Start of DATASET EXCERPTS
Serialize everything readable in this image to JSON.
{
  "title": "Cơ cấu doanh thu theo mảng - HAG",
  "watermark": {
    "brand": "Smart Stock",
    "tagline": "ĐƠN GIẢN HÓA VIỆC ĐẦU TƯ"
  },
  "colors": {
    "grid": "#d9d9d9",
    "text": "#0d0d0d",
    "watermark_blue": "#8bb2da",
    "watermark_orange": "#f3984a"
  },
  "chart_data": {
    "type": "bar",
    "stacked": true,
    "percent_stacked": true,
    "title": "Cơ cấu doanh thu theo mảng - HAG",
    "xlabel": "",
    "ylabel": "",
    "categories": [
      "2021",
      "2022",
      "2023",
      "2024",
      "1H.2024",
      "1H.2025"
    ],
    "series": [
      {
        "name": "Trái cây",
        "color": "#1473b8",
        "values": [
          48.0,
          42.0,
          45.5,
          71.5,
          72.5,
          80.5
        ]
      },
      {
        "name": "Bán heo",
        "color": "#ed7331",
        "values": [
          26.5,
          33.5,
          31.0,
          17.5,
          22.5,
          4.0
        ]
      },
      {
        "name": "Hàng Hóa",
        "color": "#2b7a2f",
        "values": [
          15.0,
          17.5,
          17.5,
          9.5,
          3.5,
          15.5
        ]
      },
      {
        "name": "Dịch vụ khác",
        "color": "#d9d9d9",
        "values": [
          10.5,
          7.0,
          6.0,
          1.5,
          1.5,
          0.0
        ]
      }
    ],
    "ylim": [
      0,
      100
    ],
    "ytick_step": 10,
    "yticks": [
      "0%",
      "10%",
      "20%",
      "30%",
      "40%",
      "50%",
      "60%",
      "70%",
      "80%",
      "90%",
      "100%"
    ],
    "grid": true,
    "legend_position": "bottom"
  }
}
End of DATASET EXCERPTS
- [PROBLEM TO WORK ON]: Output every record above exactly as it appears.

- [WRITTEN RESPONSE]:
Serialize everything readable in this image to JSON.
{
  "title": "Cơ cấu doanh thu theo mảng - HAG",
  "watermark": {
    "brand": "Smart Stock",
    "tagline": "ĐƠN GIẢN HÓA VIỆC ĐẦU TƯ"
  },
  "colors": {
    "grid": "#d9d9d9",
    "text": "#0d0d0d",
    "watermark_blue": "#8bb2da",
    "watermark_orange": "#f3984a"
  },
  "chart_data": {
    "type": "bar",
    "stacked": true,
    "percent_stacked": true,
    "title": "Cơ cấu doanh thu theo mảng - HAG",
    "xlabel": "",
    "ylabel": "",
    "categories": [
      "2021",
      "2022",
      "2023",
      "2024",
      "1H.2024",
      "1H.2025"
    ],
    "series": [
      {
        "name": "Trái cây",
        "color": "#1473b8",
        "values": [
          48.0,
          42.0,
          45.5,
          71.5,
          72.5,
          80.5
        ]
      },
      {
        "name": "Bán heo",
        "color": "#ed7331",
        "values": [
          26.5,
          33.5,
          31.0,
          17.5,
          22.5,
          4.0
        ]
      },
      {
        "name": "Hàng Hóa",
        "color": "#2b7a2f",
        "values": [
          15.0,
          17.5,
          17.5,
          9.5,
          3.5,
          15.5
        ]
      },
      {
        "name": "Dịch vụ khác",
        "color": "#d9d9d9",
        "values": [
          10.5,
          7.0,
          6.0,
          1.5,
          1.5,
          0.0
        ]
      }
    ],
    "ylim": [
      0,
      100
    ],
    "ytick_step": 10,
    "yticks": [
      "0%",
      "10%",
      "20%",
      "30%",
      "40%",
      "50%",
      "60%",
      "70%",
      "80%",
      "90%",
      "100%"
    ],
    "grid": true,
    "legend_position": "bottom"
  }
}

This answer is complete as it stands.